Short problem
Count each line below that has "this" anywhere in it. Answer with the total alone.

═════ Source records ═════

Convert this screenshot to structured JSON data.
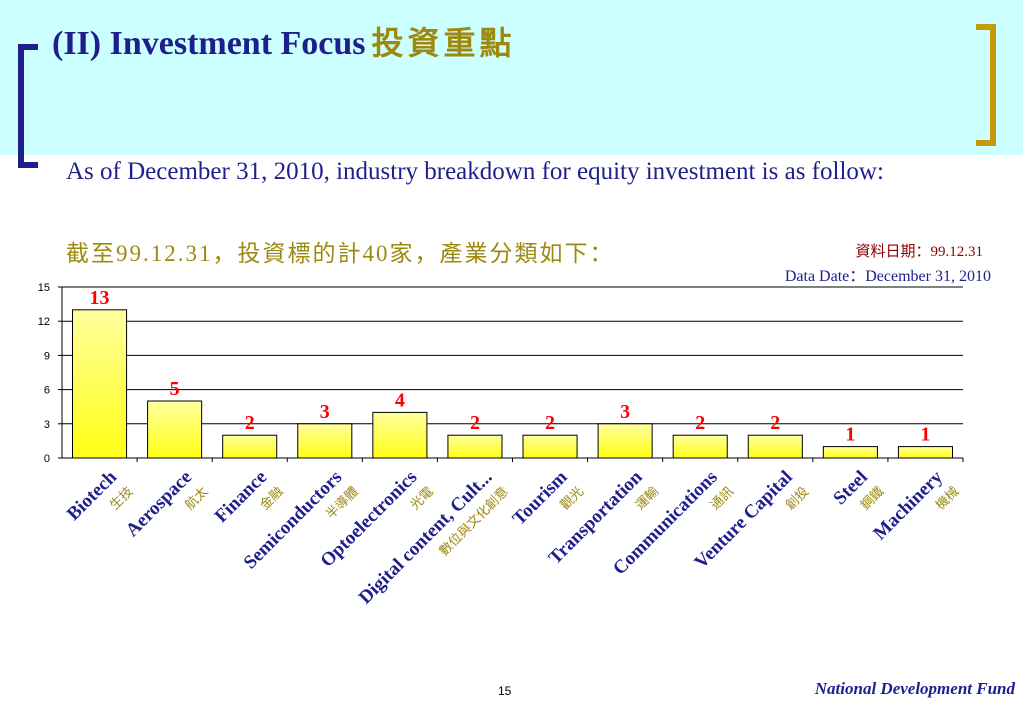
{
  "header": {
    "title_en": "(II) Investment Focus",
    "title_zh": "投資重點"
  },
  "subtitle": {
    "en": "As of December 31, 2010, industry breakdown for equity investment is as follow:",
    "zh": "截至99.12.31，投資標的計40家，產業分類如下："
  },
  "data_date": {
    "zh": "資料日期：99.12.31",
    "en": "Data Date：December 31, 2010"
  },
  "footer": {
    "page_number": "15",
    "brand": "National Development Fund"
  },
  "colors": {
    "bar_top": "#ffff9e",
    "bar_bottom": "#ffff14",
    "value_label": "#ff0000",
    "category_en": "#1e1e8c",
    "category_zh": "#9c8a10"
  },
  "chart_data": {
    "type": "bar",
    "title": "",
    "xlabel": "",
    "ylabel": "",
    "ylim": [
      0,
      15
    ],
    "yticks": [
      0,
      3,
      6,
      9,
      12,
      15
    ],
    "grid": true,
    "categories": [
      "Biotech",
      "Aerospace",
      "Finance",
      "Semiconductors",
      "Optoelectronics",
      "Digital content, Cult...",
      "Tourism",
      "Transportation",
      "Communications",
      "Venture Capital",
      "Steel",
      "Machinery"
    ],
    "categories_zh": [
      "生技",
      "航太",
      "金融",
      "半導體",
      "光電",
      "數位與文化創意",
      "觀光",
      "運輸",
      "通訊",
      "創投",
      "鋼鐵",
      "機械"
    ],
    "values": [
      13,
      5,
      2,
      3,
      4,
      2,
      2,
      3,
      2,
      2,
      1,
      1
    ]
  }
}
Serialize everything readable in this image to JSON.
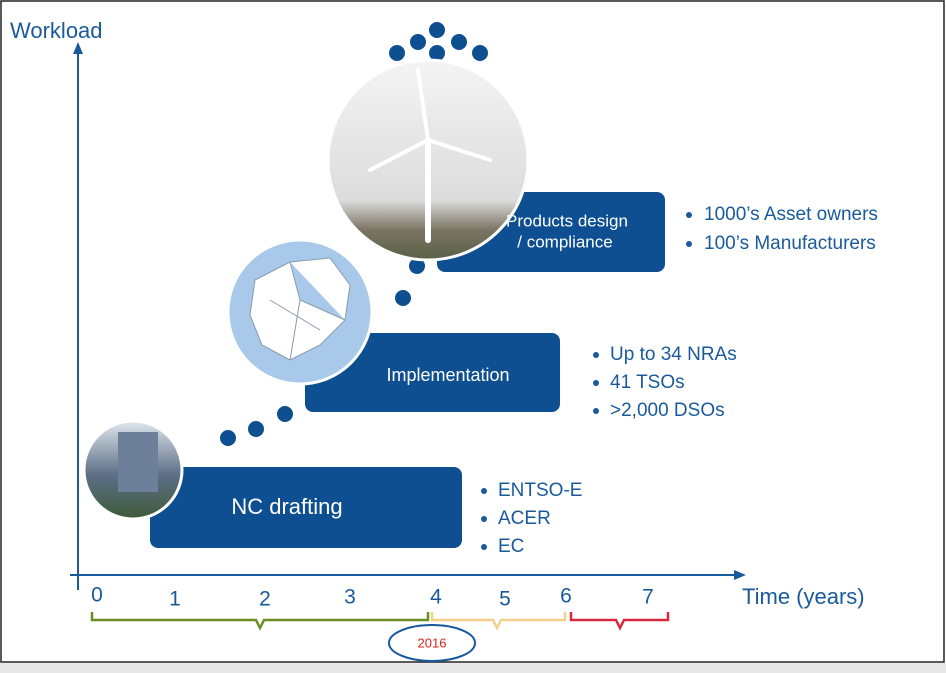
{
  "axis": {
    "y_label": "Workload",
    "x_label": "Time (years)",
    "ticks": [
      0,
      1,
      2,
      3,
      4,
      5,
      6,
      7
    ]
  },
  "highlight": "2016",
  "stages": [
    {
      "label": "NC drafting",
      "bullets": [
        "ENTSO-E",
        "ACER",
        "EC"
      ]
    },
    {
      "label": "Implementation",
      "bullets": [
        "Up to 34 NRAs",
        "41 TSOs",
        ">2,000 DSOs"
      ]
    },
    {
      "label_lines": [
        "Products design",
        "/ compliance"
      ],
      "bullets": [
        "1000’s Asset owners",
        "100’s Manufacturers"
      ]
    }
  ]
}
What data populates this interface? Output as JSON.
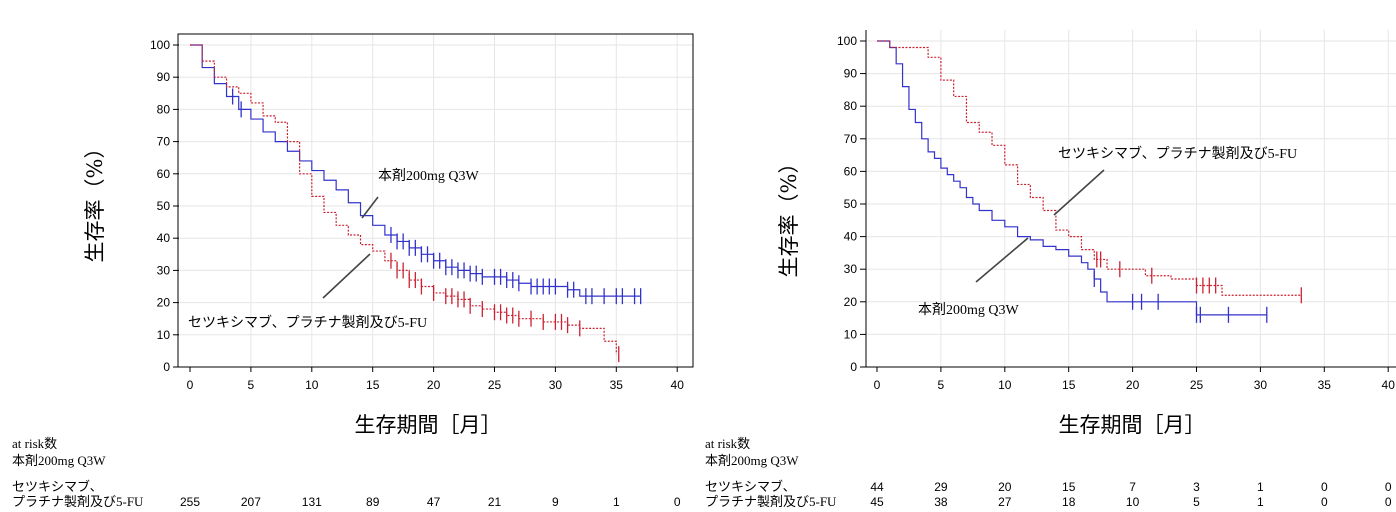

═════

Problem solution
3